Saved data entries:

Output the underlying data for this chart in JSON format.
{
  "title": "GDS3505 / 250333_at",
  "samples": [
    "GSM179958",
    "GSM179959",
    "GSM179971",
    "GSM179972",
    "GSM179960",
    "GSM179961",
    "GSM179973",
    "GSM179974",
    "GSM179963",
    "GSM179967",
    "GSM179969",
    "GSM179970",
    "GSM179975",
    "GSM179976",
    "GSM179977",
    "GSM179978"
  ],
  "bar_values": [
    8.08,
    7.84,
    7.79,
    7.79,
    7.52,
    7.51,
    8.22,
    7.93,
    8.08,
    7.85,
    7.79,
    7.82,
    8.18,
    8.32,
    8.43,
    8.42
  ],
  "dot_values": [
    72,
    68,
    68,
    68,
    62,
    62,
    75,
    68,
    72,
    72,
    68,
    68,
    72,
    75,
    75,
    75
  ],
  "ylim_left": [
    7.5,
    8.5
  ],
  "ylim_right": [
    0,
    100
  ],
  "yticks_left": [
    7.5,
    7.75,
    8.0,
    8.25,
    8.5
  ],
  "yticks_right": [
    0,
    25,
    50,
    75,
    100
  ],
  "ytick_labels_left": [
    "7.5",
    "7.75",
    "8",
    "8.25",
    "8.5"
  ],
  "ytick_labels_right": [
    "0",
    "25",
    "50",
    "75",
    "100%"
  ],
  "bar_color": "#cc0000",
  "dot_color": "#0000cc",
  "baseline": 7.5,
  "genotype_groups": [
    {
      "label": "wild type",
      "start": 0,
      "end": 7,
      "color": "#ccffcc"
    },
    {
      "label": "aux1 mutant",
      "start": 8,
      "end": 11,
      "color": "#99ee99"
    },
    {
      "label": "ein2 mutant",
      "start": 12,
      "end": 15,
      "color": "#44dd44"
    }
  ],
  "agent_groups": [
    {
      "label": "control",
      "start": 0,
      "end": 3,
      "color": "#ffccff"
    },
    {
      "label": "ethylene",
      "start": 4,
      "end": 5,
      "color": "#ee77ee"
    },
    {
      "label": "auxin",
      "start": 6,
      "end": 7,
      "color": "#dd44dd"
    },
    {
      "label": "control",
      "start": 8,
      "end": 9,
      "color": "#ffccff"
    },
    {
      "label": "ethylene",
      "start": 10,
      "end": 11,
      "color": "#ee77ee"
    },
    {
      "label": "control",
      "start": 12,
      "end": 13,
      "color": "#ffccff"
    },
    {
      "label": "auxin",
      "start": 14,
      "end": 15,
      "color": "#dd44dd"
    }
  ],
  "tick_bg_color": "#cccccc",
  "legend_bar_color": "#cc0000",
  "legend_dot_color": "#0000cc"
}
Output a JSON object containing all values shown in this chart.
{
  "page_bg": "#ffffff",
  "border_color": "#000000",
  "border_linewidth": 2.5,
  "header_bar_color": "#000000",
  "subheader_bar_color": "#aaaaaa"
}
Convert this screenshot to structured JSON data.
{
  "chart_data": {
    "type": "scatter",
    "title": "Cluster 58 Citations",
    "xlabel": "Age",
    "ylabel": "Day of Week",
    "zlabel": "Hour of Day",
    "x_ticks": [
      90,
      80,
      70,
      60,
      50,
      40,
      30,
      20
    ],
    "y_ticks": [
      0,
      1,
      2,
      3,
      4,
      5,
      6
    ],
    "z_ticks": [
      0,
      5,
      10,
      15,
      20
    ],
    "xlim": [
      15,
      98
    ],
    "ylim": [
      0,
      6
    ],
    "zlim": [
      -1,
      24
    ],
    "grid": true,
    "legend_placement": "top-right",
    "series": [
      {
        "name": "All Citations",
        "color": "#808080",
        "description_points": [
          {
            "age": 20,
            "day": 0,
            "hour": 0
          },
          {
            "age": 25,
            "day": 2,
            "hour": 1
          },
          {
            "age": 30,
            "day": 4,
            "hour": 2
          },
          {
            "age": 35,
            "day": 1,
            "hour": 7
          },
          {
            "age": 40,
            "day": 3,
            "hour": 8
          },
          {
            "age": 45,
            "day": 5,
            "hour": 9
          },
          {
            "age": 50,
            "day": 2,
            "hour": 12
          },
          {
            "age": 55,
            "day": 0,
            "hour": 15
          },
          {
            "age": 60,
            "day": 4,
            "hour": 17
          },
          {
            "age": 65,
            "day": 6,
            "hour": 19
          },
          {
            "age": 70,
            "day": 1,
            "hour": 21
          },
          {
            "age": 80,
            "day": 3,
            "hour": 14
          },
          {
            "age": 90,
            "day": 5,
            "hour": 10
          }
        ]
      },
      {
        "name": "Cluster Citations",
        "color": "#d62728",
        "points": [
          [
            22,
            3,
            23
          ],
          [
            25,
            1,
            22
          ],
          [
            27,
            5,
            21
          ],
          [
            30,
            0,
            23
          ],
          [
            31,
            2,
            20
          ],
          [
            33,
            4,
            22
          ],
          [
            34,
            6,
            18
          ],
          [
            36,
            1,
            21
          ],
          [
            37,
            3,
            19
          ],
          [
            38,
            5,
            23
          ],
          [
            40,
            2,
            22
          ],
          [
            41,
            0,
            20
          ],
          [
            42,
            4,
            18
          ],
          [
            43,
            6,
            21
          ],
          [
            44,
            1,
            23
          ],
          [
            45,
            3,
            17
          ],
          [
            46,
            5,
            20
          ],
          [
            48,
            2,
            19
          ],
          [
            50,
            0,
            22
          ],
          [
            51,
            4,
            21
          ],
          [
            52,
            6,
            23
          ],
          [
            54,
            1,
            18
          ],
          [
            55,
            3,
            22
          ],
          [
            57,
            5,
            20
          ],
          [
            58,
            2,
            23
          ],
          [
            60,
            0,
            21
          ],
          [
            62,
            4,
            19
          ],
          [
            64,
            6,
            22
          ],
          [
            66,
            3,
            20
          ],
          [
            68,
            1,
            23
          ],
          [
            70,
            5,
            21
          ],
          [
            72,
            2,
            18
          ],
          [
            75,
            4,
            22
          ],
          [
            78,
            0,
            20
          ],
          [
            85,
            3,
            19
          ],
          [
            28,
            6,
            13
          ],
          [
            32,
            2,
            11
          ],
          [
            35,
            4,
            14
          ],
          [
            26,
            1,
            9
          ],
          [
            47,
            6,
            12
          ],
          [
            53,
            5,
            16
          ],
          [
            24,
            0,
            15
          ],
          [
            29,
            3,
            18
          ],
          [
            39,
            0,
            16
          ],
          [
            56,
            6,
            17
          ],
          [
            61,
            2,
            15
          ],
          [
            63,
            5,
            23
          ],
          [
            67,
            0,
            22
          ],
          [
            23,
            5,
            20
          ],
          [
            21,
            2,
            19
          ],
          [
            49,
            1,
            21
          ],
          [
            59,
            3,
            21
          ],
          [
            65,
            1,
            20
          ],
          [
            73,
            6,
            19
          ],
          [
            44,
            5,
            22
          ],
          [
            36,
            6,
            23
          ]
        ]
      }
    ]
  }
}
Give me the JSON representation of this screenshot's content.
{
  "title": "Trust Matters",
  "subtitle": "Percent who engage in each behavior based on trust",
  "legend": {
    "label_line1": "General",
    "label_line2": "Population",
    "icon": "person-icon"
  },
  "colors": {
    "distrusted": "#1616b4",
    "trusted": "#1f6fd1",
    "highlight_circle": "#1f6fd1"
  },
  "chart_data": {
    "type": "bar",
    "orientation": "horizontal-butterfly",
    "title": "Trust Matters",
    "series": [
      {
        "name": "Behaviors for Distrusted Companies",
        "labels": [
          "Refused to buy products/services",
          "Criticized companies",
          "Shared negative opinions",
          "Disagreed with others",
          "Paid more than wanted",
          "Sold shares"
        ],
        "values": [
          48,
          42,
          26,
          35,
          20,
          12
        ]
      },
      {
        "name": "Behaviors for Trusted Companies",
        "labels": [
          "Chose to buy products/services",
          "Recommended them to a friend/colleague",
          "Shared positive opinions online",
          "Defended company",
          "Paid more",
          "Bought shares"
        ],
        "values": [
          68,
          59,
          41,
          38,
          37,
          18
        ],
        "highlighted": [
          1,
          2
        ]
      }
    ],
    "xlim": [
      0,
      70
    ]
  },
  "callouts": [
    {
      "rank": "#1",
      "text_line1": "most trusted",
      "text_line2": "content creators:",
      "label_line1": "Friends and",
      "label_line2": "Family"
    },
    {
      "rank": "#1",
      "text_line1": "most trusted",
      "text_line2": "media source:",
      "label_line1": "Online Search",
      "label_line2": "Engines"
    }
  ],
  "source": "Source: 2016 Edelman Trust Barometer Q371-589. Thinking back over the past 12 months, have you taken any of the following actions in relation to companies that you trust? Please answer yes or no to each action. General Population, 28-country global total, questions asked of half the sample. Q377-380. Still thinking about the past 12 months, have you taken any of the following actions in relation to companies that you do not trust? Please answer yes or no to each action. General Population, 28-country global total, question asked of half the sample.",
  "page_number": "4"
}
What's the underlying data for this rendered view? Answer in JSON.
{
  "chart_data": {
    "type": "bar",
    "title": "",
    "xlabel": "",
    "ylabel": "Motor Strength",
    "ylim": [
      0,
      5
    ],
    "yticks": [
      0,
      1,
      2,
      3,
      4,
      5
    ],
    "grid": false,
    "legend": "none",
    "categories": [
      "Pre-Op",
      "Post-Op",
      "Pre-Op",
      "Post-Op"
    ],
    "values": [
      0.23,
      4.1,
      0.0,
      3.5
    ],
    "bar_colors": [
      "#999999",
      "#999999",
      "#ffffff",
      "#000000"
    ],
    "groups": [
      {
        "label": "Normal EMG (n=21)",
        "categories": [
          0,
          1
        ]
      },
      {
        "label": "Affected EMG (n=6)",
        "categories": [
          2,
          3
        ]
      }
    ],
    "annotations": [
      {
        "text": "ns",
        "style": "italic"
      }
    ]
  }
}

### [Aim]
Which lines hold the word "this"? Copy every one of them.

### [Problem solution]
Output the underlying data for this chart in JSON format.
Output a JSON object containing all values shown in this chart.
Convert this screenshot to structured JSON data.
Give me the JSON representation of this screenshot's content.
What's the underlying data for this rendered view? Answer in JSON.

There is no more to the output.